- Short exercise: Find each line with the string "TNFRSF" and report it.

- The data:

━━━━━━━━━━━━━━━━

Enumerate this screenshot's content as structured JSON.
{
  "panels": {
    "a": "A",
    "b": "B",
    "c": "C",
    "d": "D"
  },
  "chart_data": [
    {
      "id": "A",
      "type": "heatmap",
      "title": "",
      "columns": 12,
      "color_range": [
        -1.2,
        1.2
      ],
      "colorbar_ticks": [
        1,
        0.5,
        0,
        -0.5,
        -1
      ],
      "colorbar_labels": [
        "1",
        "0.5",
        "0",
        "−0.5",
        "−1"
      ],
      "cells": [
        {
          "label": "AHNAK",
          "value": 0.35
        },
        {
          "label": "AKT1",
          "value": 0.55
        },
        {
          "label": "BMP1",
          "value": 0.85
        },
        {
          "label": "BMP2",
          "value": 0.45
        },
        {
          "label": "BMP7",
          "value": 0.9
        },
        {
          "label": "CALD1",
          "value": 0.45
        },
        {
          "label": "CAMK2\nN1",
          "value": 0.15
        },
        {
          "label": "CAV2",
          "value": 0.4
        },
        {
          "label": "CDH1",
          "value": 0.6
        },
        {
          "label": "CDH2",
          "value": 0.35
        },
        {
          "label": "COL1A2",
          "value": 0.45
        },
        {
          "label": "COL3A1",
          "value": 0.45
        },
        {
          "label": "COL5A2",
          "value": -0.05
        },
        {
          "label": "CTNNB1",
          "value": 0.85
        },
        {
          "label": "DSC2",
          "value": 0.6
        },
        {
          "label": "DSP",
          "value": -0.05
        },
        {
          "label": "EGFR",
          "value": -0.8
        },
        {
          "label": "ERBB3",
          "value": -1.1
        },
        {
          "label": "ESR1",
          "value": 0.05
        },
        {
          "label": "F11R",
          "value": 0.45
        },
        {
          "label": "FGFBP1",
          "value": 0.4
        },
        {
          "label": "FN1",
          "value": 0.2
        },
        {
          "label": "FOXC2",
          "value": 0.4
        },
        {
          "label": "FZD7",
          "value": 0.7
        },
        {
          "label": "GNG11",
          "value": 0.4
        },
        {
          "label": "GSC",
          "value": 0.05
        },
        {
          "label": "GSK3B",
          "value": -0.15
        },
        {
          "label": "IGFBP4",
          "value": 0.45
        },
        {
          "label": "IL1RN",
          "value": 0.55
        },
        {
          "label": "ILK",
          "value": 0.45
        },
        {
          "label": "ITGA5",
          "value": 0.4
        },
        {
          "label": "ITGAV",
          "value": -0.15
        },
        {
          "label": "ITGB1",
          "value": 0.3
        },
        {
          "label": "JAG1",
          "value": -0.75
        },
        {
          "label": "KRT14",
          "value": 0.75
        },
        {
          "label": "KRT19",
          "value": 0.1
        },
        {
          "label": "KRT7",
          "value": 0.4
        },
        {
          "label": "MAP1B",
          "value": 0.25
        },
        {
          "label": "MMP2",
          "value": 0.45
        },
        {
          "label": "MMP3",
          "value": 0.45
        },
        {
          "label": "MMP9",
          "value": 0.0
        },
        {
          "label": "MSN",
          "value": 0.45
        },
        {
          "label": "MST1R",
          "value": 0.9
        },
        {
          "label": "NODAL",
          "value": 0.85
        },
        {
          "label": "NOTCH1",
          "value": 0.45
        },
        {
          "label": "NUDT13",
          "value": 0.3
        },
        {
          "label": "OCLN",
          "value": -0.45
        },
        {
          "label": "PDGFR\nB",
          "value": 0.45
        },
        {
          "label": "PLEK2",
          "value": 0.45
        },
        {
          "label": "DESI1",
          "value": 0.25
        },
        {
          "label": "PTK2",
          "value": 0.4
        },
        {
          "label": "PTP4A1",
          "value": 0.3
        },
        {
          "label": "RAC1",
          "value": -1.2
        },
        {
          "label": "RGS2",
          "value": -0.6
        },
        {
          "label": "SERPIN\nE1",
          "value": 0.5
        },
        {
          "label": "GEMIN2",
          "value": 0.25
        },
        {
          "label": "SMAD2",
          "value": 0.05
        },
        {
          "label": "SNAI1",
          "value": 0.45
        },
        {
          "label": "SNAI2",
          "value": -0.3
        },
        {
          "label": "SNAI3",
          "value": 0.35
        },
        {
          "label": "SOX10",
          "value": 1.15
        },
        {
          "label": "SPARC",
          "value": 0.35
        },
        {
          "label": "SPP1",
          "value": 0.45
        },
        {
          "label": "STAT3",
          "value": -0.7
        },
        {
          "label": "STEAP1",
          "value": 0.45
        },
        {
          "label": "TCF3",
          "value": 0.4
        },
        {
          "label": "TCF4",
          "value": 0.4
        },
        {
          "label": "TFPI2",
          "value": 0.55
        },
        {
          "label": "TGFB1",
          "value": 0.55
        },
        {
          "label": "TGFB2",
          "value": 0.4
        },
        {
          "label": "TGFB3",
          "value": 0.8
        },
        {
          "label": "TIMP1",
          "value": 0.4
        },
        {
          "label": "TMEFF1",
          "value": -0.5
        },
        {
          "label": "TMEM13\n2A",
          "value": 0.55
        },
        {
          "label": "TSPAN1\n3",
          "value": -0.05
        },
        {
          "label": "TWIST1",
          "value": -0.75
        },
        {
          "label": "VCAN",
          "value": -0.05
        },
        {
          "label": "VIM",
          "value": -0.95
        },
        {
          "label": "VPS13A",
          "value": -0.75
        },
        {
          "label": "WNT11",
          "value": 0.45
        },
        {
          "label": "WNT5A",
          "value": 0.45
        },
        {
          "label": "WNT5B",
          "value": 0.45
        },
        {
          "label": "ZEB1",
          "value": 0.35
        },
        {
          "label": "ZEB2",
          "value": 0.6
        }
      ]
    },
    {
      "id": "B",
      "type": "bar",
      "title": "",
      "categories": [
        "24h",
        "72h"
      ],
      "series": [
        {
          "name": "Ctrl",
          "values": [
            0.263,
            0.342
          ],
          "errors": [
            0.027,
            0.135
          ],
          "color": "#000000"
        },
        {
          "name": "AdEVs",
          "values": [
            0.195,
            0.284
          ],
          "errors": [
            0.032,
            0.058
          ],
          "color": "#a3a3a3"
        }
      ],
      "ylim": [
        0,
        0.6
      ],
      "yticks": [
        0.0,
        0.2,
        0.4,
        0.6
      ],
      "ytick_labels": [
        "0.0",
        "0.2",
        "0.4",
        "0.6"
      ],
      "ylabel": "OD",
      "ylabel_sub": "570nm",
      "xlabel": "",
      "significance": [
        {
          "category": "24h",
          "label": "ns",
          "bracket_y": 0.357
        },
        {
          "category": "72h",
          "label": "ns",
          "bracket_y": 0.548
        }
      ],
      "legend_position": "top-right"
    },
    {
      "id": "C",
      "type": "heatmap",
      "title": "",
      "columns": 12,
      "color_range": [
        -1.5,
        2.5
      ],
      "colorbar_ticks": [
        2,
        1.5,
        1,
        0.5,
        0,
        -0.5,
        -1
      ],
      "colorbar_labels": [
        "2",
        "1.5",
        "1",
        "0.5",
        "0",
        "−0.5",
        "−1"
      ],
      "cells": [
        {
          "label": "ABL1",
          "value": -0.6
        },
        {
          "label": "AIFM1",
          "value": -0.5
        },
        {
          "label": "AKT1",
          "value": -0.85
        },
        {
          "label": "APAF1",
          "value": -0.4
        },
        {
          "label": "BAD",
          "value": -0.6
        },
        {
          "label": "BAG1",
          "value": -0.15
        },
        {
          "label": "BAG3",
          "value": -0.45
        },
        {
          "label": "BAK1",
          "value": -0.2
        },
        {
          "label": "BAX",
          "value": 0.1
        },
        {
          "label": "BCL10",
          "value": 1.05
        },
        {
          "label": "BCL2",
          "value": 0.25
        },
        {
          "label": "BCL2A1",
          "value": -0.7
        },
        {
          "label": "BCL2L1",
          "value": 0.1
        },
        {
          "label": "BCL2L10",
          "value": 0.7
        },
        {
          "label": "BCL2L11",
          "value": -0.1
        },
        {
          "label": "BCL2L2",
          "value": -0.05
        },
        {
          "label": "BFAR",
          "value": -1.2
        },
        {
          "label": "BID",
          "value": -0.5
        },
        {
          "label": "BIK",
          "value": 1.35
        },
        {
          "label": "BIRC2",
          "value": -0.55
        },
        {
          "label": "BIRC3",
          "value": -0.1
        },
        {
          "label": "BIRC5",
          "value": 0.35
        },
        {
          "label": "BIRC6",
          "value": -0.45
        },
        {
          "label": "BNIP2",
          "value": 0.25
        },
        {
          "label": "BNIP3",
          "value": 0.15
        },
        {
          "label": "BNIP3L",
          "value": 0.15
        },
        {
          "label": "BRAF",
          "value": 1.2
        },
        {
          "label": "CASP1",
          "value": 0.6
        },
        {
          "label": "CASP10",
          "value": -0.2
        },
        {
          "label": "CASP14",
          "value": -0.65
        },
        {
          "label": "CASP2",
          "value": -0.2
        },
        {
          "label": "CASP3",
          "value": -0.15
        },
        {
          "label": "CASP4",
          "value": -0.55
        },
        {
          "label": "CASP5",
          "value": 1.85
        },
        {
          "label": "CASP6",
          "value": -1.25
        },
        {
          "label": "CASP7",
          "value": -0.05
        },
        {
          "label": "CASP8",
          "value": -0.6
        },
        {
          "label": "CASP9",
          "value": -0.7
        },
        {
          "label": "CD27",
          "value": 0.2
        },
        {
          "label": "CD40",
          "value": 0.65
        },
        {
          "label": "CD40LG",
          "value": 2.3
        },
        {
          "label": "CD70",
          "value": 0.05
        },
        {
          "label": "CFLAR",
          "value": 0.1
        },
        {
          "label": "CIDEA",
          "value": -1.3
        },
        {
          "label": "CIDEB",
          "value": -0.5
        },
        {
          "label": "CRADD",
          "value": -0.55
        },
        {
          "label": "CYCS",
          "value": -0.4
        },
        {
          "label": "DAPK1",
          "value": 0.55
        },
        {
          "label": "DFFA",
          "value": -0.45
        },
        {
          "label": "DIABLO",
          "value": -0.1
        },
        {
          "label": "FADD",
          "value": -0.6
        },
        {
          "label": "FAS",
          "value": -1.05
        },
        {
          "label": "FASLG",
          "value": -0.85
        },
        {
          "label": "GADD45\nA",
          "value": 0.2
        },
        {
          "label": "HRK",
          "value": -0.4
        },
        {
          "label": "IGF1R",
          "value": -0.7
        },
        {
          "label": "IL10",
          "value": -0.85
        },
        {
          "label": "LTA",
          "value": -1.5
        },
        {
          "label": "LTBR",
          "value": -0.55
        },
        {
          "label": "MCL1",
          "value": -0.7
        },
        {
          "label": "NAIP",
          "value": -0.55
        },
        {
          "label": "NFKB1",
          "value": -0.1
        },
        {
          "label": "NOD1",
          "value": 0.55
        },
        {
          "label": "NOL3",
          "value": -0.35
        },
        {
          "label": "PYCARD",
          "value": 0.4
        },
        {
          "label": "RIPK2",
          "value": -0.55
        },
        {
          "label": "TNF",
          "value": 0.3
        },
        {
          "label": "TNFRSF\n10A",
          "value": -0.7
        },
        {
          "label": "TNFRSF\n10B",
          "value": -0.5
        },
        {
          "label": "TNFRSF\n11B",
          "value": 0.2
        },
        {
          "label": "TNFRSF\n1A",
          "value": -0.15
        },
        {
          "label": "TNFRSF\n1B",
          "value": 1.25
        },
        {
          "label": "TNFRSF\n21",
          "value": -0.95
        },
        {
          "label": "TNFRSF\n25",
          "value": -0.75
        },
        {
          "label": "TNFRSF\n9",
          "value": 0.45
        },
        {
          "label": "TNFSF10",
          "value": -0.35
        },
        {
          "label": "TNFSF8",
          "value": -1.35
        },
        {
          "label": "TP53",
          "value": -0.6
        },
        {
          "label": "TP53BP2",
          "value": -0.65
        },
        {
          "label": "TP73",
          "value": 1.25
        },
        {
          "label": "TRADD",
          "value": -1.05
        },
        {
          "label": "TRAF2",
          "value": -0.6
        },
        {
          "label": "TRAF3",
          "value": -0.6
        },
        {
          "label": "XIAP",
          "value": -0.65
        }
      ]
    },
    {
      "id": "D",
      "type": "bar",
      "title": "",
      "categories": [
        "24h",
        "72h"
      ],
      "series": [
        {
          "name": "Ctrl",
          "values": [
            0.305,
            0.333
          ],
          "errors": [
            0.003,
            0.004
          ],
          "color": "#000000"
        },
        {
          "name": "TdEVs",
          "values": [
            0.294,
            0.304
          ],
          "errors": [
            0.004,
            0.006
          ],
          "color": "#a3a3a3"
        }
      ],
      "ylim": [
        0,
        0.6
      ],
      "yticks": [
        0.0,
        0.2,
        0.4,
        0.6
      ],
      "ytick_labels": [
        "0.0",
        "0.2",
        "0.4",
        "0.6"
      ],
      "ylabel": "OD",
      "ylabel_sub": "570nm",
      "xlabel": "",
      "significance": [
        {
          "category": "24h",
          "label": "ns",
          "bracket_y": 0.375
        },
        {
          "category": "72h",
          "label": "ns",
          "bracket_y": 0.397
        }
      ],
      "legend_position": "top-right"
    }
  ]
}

━━━━━━━━━━━━━━━━

- Exercise result:
          "label": "TNFRSF\n10A",
          "label": "TNFRSF\n10B",
          "label": "TNFRSF\n11B",
          "label": "TNFRSF\n1A",
          "label": "TNFRSF\n1B",
          "label": "TNFRSF\n21",
          "label": "TNFRSF\n25",
          "label": "TNFRSF\n9",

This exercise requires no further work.